**DATA EXTRACT:**
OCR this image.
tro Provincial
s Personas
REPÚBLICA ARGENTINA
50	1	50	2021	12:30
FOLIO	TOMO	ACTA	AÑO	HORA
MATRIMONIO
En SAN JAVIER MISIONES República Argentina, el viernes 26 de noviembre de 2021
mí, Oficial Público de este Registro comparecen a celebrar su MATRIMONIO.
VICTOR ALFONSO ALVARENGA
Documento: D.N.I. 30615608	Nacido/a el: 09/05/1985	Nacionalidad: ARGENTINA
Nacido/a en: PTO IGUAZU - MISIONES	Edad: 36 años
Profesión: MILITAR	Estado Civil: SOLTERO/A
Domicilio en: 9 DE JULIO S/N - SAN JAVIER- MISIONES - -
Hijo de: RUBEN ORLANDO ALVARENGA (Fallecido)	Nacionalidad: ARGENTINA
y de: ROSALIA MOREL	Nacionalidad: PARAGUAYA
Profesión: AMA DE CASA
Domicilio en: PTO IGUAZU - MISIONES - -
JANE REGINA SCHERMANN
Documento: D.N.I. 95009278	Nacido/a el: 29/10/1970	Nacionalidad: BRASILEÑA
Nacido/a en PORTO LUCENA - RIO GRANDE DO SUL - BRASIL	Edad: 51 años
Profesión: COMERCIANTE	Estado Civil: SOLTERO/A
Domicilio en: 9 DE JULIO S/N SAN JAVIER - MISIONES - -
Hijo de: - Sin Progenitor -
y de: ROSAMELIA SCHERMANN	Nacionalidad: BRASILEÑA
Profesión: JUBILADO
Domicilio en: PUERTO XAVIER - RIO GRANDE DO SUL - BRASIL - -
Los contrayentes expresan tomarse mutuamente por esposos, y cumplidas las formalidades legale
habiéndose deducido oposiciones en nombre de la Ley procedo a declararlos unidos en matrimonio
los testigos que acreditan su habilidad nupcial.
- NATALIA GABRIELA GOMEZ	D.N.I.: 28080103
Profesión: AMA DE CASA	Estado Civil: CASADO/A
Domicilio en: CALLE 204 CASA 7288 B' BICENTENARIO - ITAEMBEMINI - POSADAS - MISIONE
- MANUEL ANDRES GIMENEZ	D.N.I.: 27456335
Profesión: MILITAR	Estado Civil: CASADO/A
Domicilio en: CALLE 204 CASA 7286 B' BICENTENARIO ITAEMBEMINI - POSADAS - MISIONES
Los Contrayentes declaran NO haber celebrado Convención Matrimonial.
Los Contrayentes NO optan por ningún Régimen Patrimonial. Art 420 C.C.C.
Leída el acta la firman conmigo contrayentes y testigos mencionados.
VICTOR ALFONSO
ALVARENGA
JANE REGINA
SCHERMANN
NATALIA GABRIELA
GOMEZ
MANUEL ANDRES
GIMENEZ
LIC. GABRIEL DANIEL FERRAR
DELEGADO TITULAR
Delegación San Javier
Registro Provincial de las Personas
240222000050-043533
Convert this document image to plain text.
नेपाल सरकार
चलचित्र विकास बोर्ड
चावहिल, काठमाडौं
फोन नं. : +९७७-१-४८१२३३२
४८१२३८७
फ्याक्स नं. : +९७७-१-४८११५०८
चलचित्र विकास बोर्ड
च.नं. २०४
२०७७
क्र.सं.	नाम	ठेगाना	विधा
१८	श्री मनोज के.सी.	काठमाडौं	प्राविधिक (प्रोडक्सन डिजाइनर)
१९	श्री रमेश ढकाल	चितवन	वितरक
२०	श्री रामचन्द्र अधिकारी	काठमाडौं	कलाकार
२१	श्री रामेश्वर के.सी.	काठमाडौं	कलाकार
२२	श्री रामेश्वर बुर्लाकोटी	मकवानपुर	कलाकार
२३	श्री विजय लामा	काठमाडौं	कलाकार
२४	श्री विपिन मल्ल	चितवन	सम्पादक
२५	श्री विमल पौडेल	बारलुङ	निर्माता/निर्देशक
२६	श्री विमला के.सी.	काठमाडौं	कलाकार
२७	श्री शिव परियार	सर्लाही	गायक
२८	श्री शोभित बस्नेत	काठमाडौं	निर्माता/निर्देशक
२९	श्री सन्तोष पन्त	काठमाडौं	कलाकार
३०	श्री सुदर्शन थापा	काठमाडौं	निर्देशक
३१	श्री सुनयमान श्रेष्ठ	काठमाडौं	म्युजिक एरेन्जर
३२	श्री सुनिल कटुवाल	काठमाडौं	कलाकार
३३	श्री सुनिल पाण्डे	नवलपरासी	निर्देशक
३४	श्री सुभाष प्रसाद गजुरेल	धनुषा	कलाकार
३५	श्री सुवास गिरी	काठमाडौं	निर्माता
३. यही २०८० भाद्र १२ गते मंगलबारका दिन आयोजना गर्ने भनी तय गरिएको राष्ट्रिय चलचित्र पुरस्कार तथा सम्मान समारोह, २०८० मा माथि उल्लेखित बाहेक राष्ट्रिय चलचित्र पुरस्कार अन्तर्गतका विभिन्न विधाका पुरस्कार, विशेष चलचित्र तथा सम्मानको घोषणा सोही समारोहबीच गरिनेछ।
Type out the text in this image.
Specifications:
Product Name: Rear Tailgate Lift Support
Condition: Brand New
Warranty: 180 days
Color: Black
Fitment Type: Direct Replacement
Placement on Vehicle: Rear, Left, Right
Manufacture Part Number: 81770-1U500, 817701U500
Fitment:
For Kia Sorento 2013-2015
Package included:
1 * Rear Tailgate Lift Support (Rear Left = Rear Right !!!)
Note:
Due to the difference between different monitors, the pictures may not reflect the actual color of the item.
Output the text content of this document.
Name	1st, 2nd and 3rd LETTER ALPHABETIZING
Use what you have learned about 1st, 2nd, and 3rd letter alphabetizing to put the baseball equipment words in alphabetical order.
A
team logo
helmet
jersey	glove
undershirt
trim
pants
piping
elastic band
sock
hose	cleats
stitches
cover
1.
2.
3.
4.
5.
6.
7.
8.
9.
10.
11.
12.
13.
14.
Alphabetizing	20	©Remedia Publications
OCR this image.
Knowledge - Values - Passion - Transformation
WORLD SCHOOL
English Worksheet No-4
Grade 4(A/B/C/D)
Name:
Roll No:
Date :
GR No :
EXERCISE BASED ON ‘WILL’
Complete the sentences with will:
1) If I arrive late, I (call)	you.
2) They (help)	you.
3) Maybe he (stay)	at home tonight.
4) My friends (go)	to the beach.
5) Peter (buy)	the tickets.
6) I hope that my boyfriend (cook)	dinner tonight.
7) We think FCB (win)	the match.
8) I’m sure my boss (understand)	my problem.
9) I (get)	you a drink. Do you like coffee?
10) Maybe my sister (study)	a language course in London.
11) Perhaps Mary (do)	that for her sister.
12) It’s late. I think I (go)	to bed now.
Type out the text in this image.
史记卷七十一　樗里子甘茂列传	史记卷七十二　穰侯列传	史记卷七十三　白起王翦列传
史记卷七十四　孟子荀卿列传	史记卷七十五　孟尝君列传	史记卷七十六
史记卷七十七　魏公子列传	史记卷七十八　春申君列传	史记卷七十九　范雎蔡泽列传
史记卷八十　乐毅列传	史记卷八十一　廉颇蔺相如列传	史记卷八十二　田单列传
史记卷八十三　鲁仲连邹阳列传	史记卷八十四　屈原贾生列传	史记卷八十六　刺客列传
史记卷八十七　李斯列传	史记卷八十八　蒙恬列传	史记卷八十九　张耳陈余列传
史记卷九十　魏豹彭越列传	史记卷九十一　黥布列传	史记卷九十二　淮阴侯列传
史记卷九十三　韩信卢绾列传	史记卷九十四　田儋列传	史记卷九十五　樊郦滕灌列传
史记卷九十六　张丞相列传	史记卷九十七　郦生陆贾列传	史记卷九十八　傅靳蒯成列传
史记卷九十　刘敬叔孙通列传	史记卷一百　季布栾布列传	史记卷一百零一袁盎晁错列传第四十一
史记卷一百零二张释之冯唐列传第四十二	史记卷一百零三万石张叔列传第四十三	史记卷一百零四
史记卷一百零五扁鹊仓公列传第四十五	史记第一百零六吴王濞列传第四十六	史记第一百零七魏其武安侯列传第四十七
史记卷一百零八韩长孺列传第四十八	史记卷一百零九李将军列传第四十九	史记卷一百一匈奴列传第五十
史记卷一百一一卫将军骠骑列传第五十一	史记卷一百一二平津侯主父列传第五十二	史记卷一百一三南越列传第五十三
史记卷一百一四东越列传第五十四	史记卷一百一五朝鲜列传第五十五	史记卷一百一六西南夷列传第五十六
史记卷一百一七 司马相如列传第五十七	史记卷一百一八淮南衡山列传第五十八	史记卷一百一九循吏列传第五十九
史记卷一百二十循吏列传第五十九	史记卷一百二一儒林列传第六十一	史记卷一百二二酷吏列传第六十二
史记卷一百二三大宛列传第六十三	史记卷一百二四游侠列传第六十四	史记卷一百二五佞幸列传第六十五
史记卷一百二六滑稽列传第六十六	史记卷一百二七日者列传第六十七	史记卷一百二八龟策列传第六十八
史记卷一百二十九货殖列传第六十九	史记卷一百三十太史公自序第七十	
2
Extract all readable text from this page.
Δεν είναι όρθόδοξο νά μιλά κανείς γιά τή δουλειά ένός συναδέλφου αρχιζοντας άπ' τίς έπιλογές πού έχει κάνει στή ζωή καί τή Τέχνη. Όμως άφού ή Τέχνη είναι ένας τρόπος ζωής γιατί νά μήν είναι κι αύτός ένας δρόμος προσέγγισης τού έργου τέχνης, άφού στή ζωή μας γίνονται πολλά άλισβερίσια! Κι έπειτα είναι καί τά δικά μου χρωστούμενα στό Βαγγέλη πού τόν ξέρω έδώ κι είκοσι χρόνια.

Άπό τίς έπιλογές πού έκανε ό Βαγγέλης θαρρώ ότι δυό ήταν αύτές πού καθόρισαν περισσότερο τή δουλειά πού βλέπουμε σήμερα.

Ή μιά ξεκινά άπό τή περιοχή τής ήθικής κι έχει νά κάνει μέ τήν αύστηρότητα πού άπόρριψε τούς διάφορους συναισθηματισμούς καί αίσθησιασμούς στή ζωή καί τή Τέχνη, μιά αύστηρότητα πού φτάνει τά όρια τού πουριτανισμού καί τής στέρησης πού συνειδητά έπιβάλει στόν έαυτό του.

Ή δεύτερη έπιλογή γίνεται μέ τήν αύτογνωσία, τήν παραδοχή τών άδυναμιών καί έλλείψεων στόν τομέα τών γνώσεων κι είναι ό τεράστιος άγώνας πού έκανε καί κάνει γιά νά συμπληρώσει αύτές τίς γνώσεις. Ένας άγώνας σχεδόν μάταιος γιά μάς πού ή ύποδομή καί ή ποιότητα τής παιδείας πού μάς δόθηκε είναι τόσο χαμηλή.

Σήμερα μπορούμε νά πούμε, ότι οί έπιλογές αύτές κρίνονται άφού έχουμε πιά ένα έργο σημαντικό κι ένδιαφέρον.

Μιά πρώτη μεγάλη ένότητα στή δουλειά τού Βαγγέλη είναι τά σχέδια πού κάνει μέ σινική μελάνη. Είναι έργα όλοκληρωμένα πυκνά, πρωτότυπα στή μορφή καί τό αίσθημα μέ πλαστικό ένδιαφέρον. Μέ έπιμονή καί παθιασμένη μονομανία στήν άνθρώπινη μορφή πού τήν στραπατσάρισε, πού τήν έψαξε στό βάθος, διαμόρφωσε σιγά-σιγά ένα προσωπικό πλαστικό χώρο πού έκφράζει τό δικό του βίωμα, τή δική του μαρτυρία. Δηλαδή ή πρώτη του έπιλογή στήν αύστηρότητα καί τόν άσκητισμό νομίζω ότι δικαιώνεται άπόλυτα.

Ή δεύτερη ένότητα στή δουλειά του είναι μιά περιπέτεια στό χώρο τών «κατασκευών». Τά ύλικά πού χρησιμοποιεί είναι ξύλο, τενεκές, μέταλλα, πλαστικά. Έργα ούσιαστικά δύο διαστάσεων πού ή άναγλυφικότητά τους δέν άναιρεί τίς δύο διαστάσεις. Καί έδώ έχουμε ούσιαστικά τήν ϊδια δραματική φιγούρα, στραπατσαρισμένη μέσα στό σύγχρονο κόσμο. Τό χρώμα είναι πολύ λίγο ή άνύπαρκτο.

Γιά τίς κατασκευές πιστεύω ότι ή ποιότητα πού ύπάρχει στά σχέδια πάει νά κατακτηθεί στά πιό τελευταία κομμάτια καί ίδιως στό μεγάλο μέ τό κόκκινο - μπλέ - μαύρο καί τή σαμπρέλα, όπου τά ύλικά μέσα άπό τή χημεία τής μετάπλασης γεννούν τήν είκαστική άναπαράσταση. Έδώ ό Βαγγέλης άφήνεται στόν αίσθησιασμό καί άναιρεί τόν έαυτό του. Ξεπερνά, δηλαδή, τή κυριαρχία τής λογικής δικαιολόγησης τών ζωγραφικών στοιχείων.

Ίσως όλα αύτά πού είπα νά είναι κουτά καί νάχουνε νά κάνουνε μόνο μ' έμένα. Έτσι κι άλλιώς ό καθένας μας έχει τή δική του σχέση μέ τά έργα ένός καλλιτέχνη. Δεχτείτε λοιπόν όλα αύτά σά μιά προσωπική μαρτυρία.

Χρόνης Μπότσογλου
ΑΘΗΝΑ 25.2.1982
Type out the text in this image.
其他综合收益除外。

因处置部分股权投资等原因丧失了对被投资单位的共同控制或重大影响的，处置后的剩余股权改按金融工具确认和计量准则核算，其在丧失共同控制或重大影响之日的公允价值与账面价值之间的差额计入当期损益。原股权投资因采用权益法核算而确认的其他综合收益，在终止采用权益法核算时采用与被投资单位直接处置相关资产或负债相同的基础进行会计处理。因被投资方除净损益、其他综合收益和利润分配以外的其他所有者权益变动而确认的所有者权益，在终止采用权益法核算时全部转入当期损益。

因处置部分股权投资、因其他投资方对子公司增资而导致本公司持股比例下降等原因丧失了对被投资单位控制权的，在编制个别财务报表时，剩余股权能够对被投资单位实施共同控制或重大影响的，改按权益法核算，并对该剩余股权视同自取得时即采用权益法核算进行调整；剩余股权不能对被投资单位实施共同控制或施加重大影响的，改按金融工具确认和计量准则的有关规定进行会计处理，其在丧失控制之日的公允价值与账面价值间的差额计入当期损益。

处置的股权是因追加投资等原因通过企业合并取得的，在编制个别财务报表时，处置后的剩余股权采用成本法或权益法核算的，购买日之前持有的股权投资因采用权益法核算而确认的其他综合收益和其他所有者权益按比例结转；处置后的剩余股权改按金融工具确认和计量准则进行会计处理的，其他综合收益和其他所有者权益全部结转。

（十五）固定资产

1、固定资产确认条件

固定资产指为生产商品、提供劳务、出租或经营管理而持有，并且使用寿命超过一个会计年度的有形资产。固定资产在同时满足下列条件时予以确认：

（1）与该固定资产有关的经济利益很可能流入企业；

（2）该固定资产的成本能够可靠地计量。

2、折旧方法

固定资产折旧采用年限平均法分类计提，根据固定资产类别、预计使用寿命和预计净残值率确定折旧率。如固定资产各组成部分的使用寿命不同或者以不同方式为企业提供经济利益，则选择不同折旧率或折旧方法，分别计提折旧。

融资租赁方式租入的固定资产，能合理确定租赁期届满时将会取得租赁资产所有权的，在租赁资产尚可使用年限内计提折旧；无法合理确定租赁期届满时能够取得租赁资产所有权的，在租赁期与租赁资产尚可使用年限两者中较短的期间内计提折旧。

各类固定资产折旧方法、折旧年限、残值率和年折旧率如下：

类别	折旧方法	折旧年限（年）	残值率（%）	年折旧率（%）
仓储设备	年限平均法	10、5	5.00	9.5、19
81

**TASK PROMPT:** Only lines with the word "Estado" should be collected from the material.

**RESULT FOR THIS TASK:**
Profesión: MILITAR	Estado Civil: SOLTERO/A
Profesión: COMERCIANTE	Estado Civil: SOLTERO/A
Profesión: AMA DE CASA	Estado Civil: CASADO/A
Profesión: MILITAR	Estado Civil: CASADO/A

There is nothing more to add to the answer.